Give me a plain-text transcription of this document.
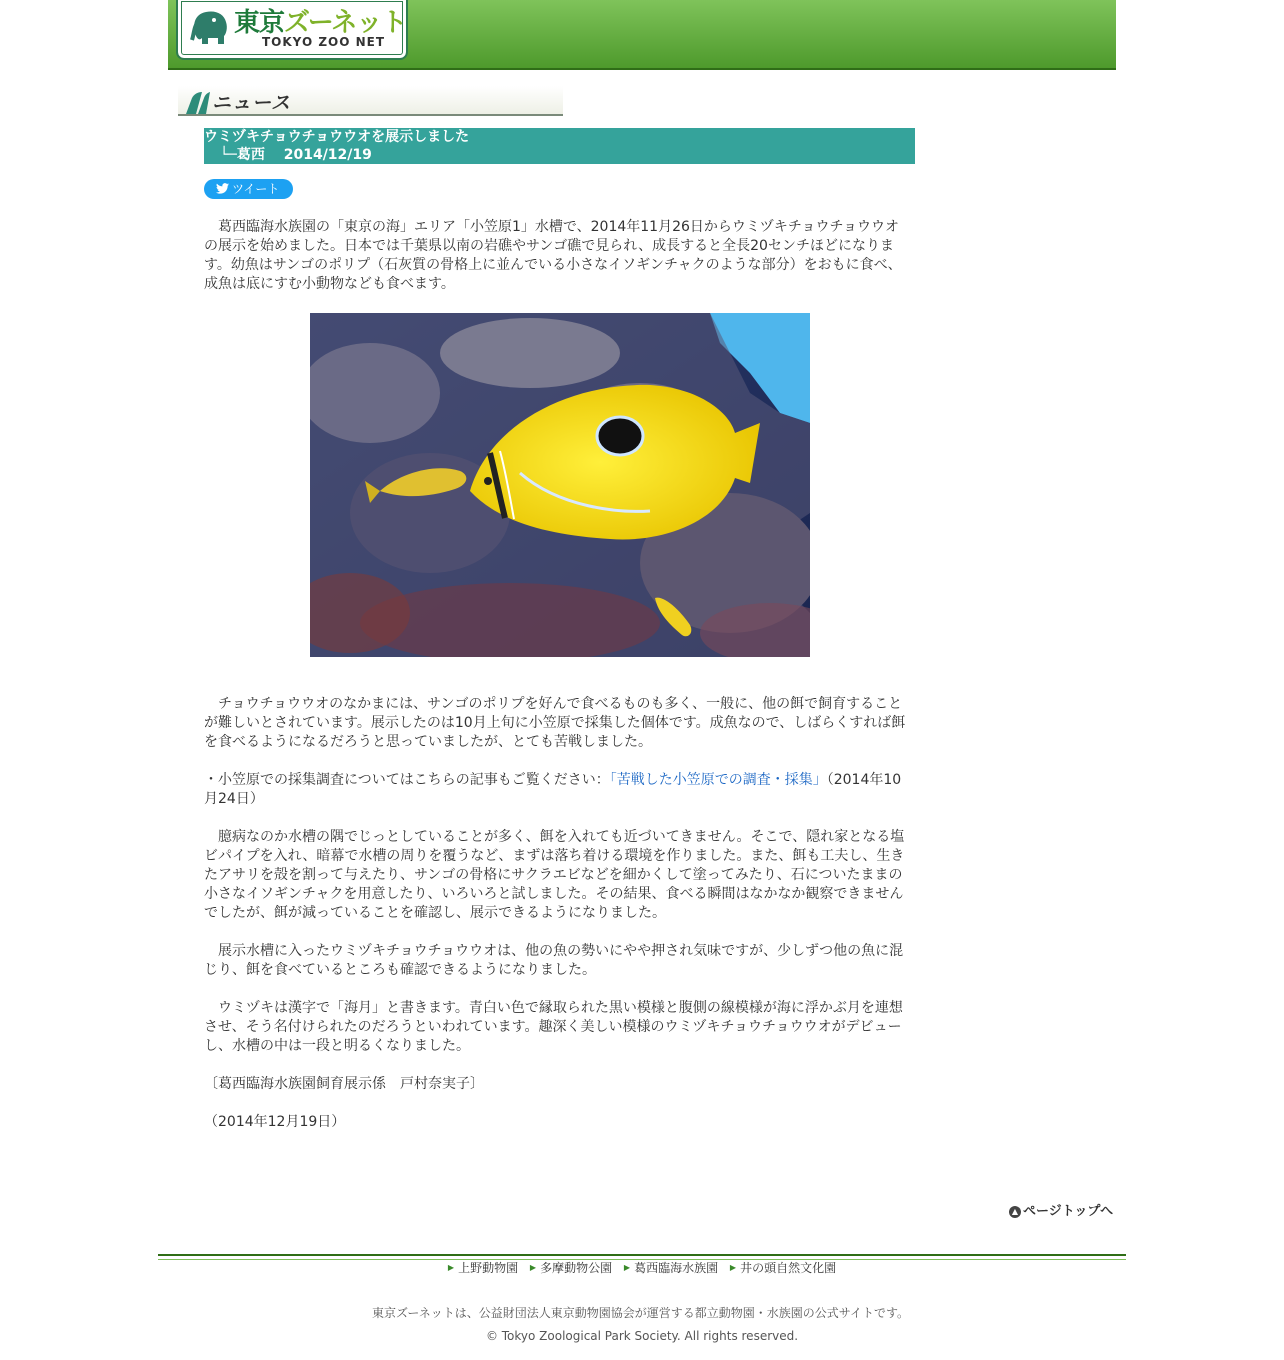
東京ズーネット
TOKYO ZOO NET
ニュース
ウミヅキチョウチョウウオを展示しました
└─葛西　 2014/12/19
ツイート
　葛西臨海水族園の「東京の海」エリア「小笠原1」水槽で、2014年11月26日からウミヅキチョウチョウウオの展示を始めました。日本では千葉県以南の岩礁やサンゴ礁で見られ、成長すると全長20センチほどになります。幼魚はサンゴのポリプ（石灰質の骨格上に並んでいる小さなイソギンチャクのような部分）をおもに食べ、成魚は底にすむ小動物なども食べます。
　チョウチョウウオのなかまには、サンゴのポリプを好んで食べるものも多く、一般に、他の餌で飼育することが難しいとされています。展示したのは10月上旬に小笠原で採集した個体です。成魚なので、しばらくすれば餌を食べるようになるだろうと思っていましたが、とても苦戦しました。
・小笠原での採集調査についてはこちらの記事もご覧ください：「苦戦した小笠原での調査・採集」（2014年10月24日）
　臆病なのか水槽の隅でじっとしていることが多く、餌を入れても近づいてきません。そこで、隠れ家となる塩ビパイプを入れ、暗幕で水槽の周りを覆うなど、まずは落ち着ける環境を作りました。また、餌も工夫し、生きたアサリを殻を割って与えたり、サンゴの骨格にサクラエビなどを細かくして塗ってみたり、石についたままの小さなイソギンチャクを用意したり、いろいろと試しました。その結果、食べる瞬間はなかなか観察できませんでしたが、餌が減っていることを確認し、展示できるようになりました。
　展示水槽に入ったウミヅキチョウチョウウオは、他の魚の勢いにやや押され気味ですが、少しずつ他の魚に混じり、餌を食べているところも確認できるようになりました。
　ウミヅキは漢字で「海月」と書きます。青白い色で縁取られた黒い模様と腹側の線模様が海に浮かぶ月を連想させ、そう名付けられたのだろうといわれています。趣深く美しい模様のウミヅキチョウチョウウオがデビューし、水槽の中は一段と明るくなりました。
〔葛西臨海水族園飼育展示係　戸村奈実子〕
（2014年12月19日）
▲ ページトップへ
▶ 上野動物園 ▶ 多摩動物公園 ▶ 葛西臨海水族園 ▶ 井の頭自然文化園
東京ズーネットは、公益財団法人東京動物園協会が運営する都立動物園・水族園の公式サイトです。
© Tokyo Zoological Park Society. All rights reserved.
§
> YOUR INSTRUCTIONS
Every line is to be duplicated exactly, though pictures stay out.

> RESULT
Give me a plain-text transcription of this document.
東京ズーネット
TOKYO ZOO NET
ニュース
ウミヅキチョウチョウウオを展示しました
└─葛西　 2014/12/19
ツイート
　葛西臨海水族園の「東京の海」エリア「小笠原1」水槽で、2014年11月26日からウミヅキチョウチョウウオの展示を始めました。日本では千葉県以南の岩礁やサンゴ礁で見られ、成長すると全長20センチほどになります。幼魚はサンゴのポリプ（石灰質の骨格上に並んでいる小さなイソギンチャクのような部分）をおもに食べ、成魚は底にすむ小動物なども食べます。
　チョウチョウウオのなかまには、サンゴのポリプを好んで食べるものも多く、一般に、他の餌で飼育することが難しいとされています。展示したのは10月上旬に小笠原で採集した個体です。成魚なので、しばらくすれば餌を食べるようになるだろうと思っていましたが、とても苦戦しました。
・小笠原での採集調査についてはこちらの記事もご覧ください：「苦戦した小笠原での調査・採集」（2014年10月24日）
　臆病なのか水槽の隅でじっとしていることが多く、餌を入れても近づいてきません。そこで、隠れ家となる塩ビパイプを入れ、暗幕で水槽の周りを覆うなど、まずは落ち着ける環境を作りました。また、餌も工夫し、生きたアサリを殻を割って与えたり、サンゴの骨格にサクラエビなどを細かくして塗ってみたり、石についたままの小さなイソギンチャクを用意したり、いろいろと試しました。その結果、食べる瞬間はなかなか観察できませんでしたが、餌が減っていることを確認し、展示できるようになりました。
　展示水槽に入ったウミヅキチョウチョウウオは、他の魚の勢いにやや押され気味ですが、少しずつ他の魚に混じり、餌を食べているところも確認できるようになりました。
　ウミヅキは漢字で「海月」と書きます。青白い色で縁取られた黒い模様と腹側の線模様が海に浮かぶ月を連想させ、そう名付けられたのだろうといわれています。趣深く美しい模様のウミヅキチョウチョウウオがデビューし、水槽の中は一段と明るくなりました。
〔葛西臨海水族園飼育展示係　戸村奈実子〕
（2014年12月19日）
▲ ページトップへ
▶ 上野動物園 ▶ 多摩動物公園 ▶ 葛西臨海水族園 ▶ 井の頭自然文化園
東京ズーネットは、公益財団法人東京動物園協会が運営する都立動物園・水族園の公式サイトです。
© Tokyo Zoological Park Society. All rights reserved.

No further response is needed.